__Given task__:
Repeat the entries below exactly as they appear, with no pictures.

__Record extracts__:
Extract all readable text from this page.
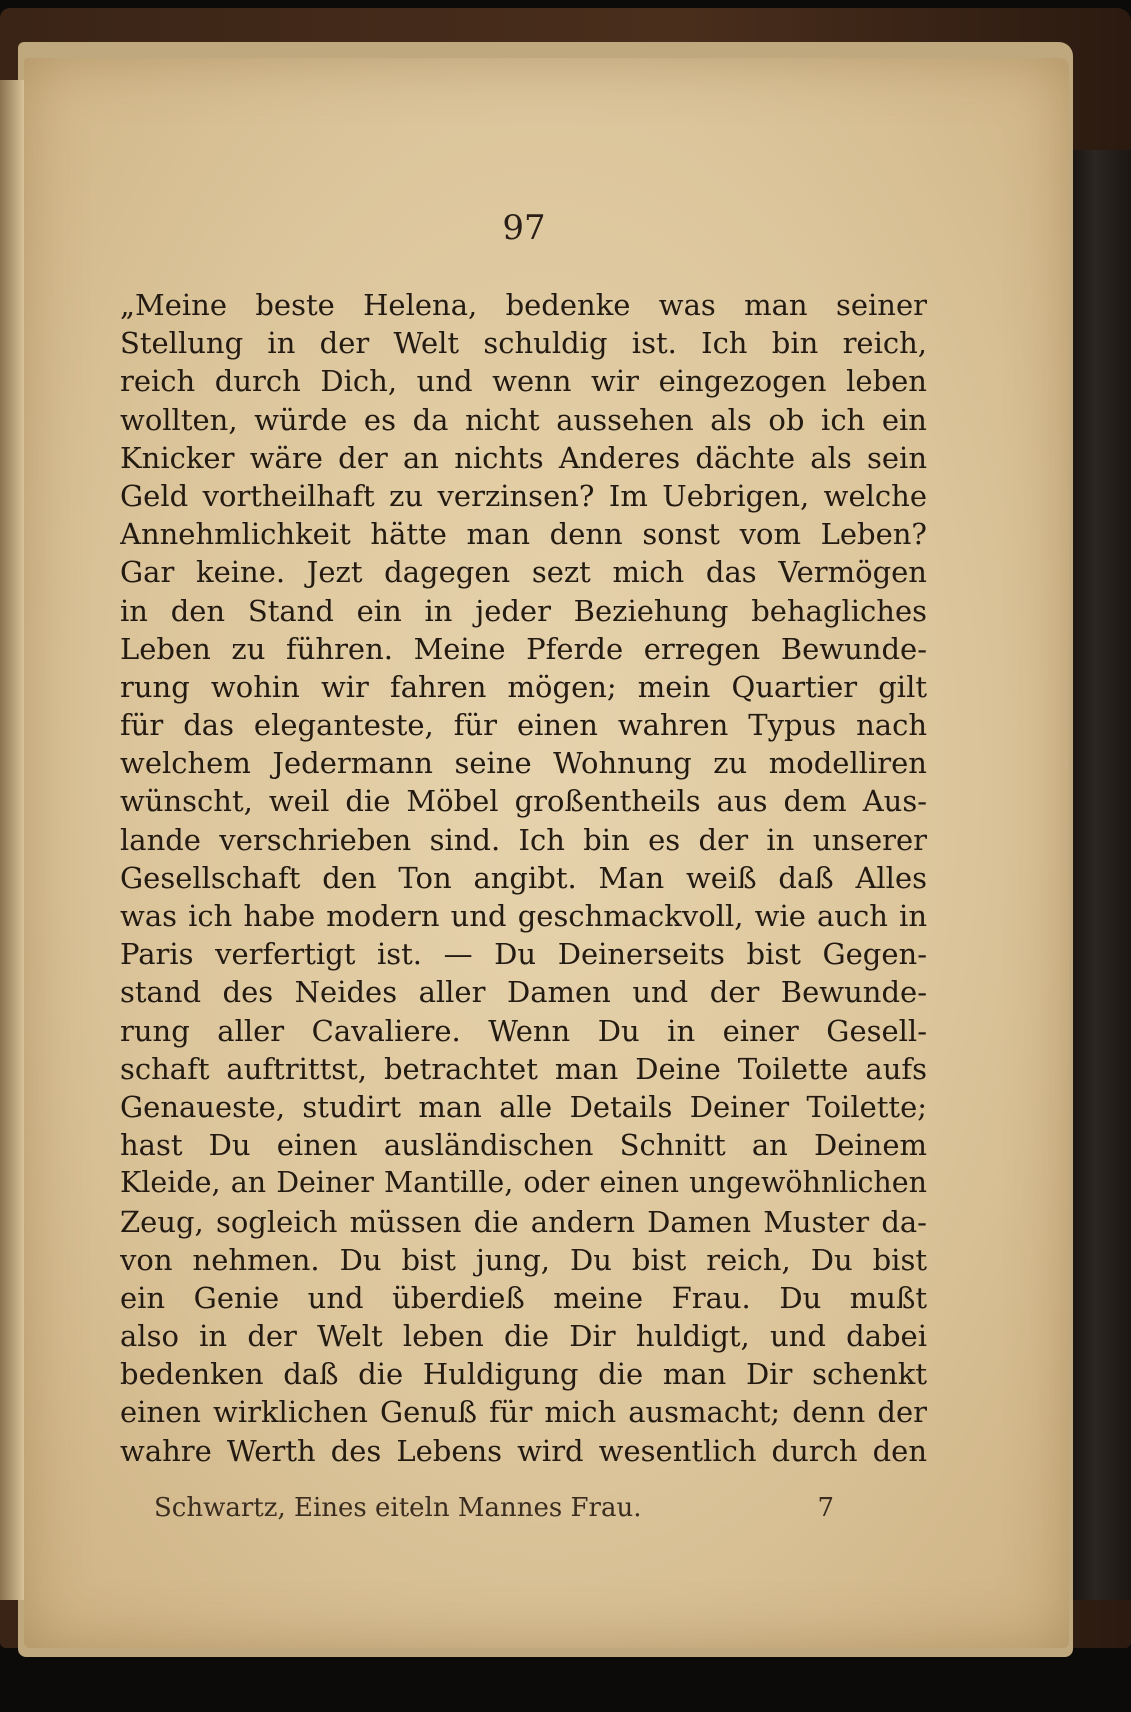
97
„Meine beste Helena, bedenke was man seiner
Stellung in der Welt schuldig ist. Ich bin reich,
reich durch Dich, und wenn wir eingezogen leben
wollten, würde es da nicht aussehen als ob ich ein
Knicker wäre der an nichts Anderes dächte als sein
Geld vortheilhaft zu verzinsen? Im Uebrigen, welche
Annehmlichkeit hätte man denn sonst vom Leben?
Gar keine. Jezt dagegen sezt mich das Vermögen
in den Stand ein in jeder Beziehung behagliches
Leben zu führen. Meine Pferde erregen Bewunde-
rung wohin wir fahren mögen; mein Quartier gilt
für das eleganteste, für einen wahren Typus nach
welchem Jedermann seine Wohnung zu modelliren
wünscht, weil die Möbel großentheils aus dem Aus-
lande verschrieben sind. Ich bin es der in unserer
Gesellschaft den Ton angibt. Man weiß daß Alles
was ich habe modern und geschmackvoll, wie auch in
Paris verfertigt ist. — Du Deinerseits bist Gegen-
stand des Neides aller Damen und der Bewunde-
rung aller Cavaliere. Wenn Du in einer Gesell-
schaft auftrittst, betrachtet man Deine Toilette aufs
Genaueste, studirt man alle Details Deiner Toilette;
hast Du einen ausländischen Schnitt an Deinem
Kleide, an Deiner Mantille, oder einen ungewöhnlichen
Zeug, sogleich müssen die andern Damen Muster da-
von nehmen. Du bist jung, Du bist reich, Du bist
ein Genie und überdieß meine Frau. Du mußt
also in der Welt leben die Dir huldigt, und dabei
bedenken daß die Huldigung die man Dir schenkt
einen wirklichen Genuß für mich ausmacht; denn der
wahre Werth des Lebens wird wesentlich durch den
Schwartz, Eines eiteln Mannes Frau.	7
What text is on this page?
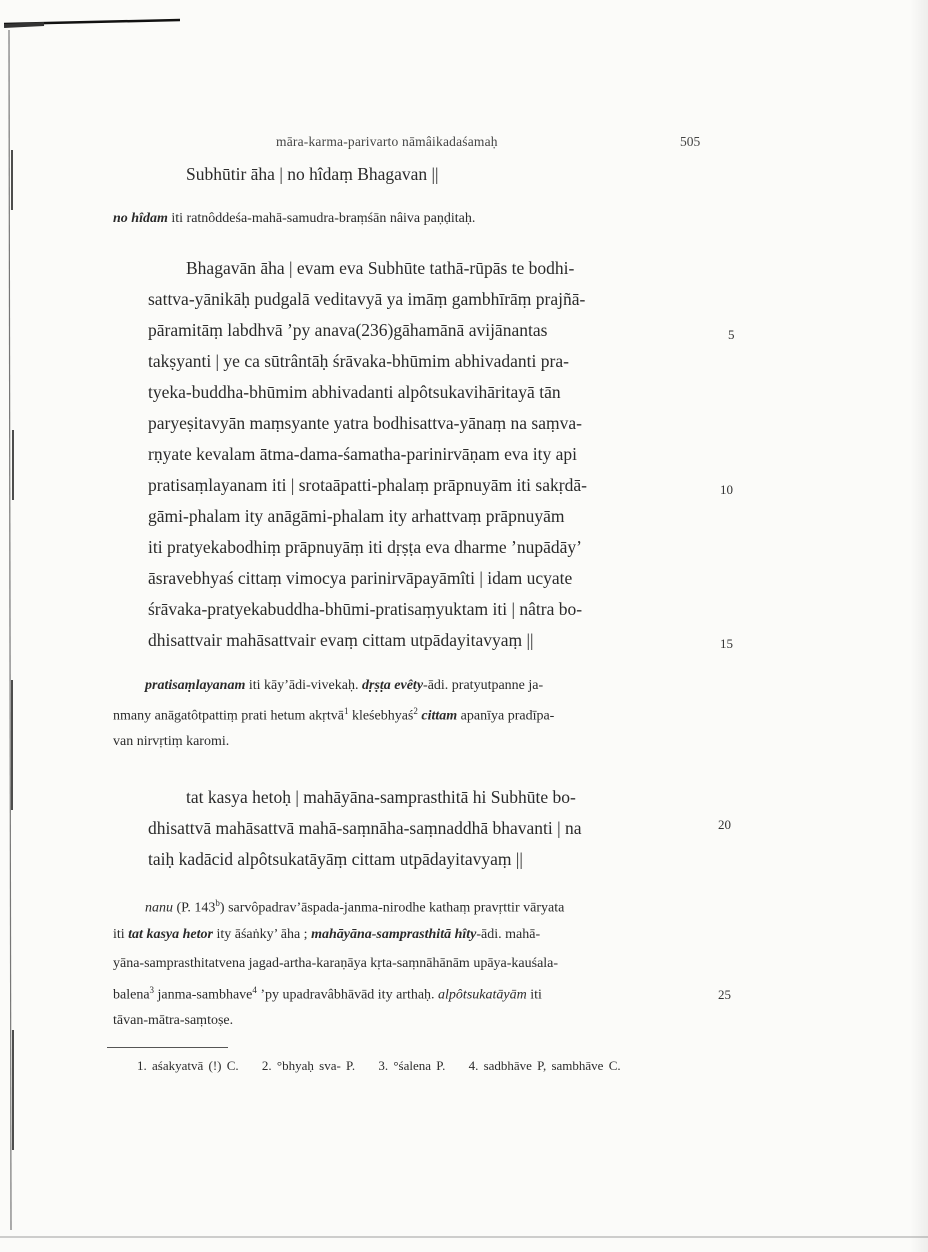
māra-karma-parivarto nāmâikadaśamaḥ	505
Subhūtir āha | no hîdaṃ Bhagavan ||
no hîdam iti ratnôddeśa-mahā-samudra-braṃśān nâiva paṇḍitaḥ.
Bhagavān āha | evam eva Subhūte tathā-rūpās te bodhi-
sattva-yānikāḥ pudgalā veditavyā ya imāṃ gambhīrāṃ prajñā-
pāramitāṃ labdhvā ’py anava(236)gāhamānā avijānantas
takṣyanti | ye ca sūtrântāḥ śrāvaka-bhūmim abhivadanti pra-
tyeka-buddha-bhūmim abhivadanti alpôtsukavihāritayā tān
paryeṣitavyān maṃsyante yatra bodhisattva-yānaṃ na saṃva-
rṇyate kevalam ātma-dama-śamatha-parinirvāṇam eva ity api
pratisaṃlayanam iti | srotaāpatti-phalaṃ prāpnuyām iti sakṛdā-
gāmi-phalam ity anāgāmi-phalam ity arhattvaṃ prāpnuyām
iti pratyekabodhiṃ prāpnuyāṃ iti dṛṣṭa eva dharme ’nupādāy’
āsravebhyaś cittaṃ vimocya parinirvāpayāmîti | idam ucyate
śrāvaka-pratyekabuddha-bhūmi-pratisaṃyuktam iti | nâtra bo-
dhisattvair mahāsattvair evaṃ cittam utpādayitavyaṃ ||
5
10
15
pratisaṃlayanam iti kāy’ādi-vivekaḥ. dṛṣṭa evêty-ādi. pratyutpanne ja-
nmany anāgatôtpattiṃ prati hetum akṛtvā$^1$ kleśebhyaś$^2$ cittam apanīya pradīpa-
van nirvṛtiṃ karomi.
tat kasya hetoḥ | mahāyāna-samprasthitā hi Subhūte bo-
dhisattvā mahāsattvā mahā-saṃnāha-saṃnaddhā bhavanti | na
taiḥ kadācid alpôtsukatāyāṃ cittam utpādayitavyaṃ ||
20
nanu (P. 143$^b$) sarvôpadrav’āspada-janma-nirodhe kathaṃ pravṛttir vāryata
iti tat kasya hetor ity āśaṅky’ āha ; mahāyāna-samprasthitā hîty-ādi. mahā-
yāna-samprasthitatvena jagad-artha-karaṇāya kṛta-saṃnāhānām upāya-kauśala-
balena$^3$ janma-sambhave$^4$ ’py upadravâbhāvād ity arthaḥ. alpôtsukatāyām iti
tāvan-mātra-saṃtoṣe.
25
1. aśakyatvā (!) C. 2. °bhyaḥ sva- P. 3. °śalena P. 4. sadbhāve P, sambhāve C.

__Answer__:
Extract all readable text from this page.
97
„Meine beste Helena, bedenke was man seiner
Stellung in der Welt schuldig ist. Ich bin reich,
reich durch Dich, und wenn wir eingezogen leben
wollten, würde es da nicht aussehen als ob ich ein
Knicker wäre der an nichts Anderes dächte als sein
Geld vortheilhaft zu verzinsen? Im Uebrigen, welche
Annehmlichkeit hätte man denn sonst vom Leben?
Gar keine. Jezt dagegen sezt mich das Vermögen
in den Stand ein in jeder Beziehung behagliches
Leben zu führen. Meine Pferde erregen Bewunde-
rung wohin wir fahren mögen; mein Quartier gilt
für das eleganteste, für einen wahren Typus nach
welchem Jedermann seine Wohnung zu modelliren
wünscht, weil die Möbel großentheils aus dem Aus-
lande verschrieben sind. Ich bin es der in unserer
Gesellschaft den Ton angibt. Man weiß daß Alles
was ich habe modern und geschmackvoll, wie auch in
Paris verfertigt ist. — Du Deinerseits bist Gegen-
stand des Neides aller Damen und der Bewunde-
rung aller Cavaliere. Wenn Du in einer Gesell-
schaft auftrittst, betrachtet man Deine Toilette aufs
Genaueste, studirt man alle Details Deiner Toilette;
hast Du einen ausländischen Schnitt an Deinem
Kleide, an Deiner Mantille, oder einen ungewöhnlichen
Zeug, sogleich müssen die andern Damen Muster da-
von nehmen. Du bist jung, Du bist reich, Du bist
ein Genie und überdieß meine Frau. Du mußt
also in der Welt leben die Dir huldigt, und dabei
bedenken daß die Huldigung die man Dir schenkt
einen wirklichen Genuß für mich ausmacht; denn der
wahre Werth des Lebens wird wesentlich durch den
Schwartz, Eines eiteln Mannes Frau.	7
What text is on this page?
māra-karma-parivarto nāmâikadaśamaḥ	505
Subhūtir āha | no hîdaṃ Bhagavan ||
no hîdam iti ratnôddeśa-mahā-samudra-braṃśān nâiva paṇḍitaḥ.
Bhagavān āha | evam eva Subhūte tathā-rūpās te bodhi-
sattva-yānikāḥ pudgalā veditavyā ya imāṃ gambhīrāṃ prajñā-
pāramitāṃ labdhvā ’py anava(236)gāhamānā avijānantas
takṣyanti | ye ca sūtrântāḥ śrāvaka-bhūmim abhivadanti pra-
tyeka-buddha-bhūmim abhivadanti alpôtsukavihāritayā tān
paryeṣitavyān maṃsyante yatra bodhisattva-yānaṃ na saṃva-
rṇyate kevalam ātma-dama-śamatha-parinirvāṇam eva ity api
pratisaṃlayanam iti | srotaāpatti-phalaṃ prāpnuyām iti sakṛdā-
gāmi-phalam ity anāgāmi-phalam ity arhattvaṃ prāpnuyām
iti pratyekabodhiṃ prāpnuyāṃ iti dṛṣṭa eva dharme ’nupādāy’
āsravebhyaś cittaṃ vimocya parinirvāpayāmîti | idam ucyate
śrāvaka-pratyekabuddha-bhūmi-pratisaṃyuktam iti | nâtra bo-
dhisattvair mahāsattvair evaṃ cittam utpādayitavyaṃ ||
5
10
15
pratisaṃlayanam iti kāy’ādi-vivekaḥ. dṛṣṭa evêty-ādi. pratyutpanne ja-
nmany anāgatôtpattiṃ prati hetum akṛtvā$^1$ kleśebhyaś$^2$ cittam apanīya pradīpa-
van nirvṛtiṃ karomi.
tat kasya hetoḥ | mahāyāna-samprasthitā hi Subhūte bo-
dhisattvā mahāsattvā mahā-saṃnāha-saṃnaddhā bhavanti | na
taiḥ kadācid alpôtsukatāyāṃ cittam utpādayitavyaṃ ||
20
nanu (P. 143$^b$) sarvôpadrav’āspada-janma-nirodhe kathaṃ pravṛttir vāryata
iti tat kasya hetor ity āśaṅky’ āha ; mahāyāna-samprasthitā hîty-ādi. mahā-
yāna-samprasthitatvena jagad-artha-karaṇāya kṛta-saṃnāhānām upāya-kauśala-
balena$^3$ janma-sambhave$^4$ ’py upadravâbhāvād ity arthaḥ. alpôtsukatāyām iti
tāvan-mātra-saṃtoṣe.
25
1. aśakyatvā (!) C. 2. °bhyaḥ sva- P. 3. °śalena P. 4. sadbhāve P, sambhāve C.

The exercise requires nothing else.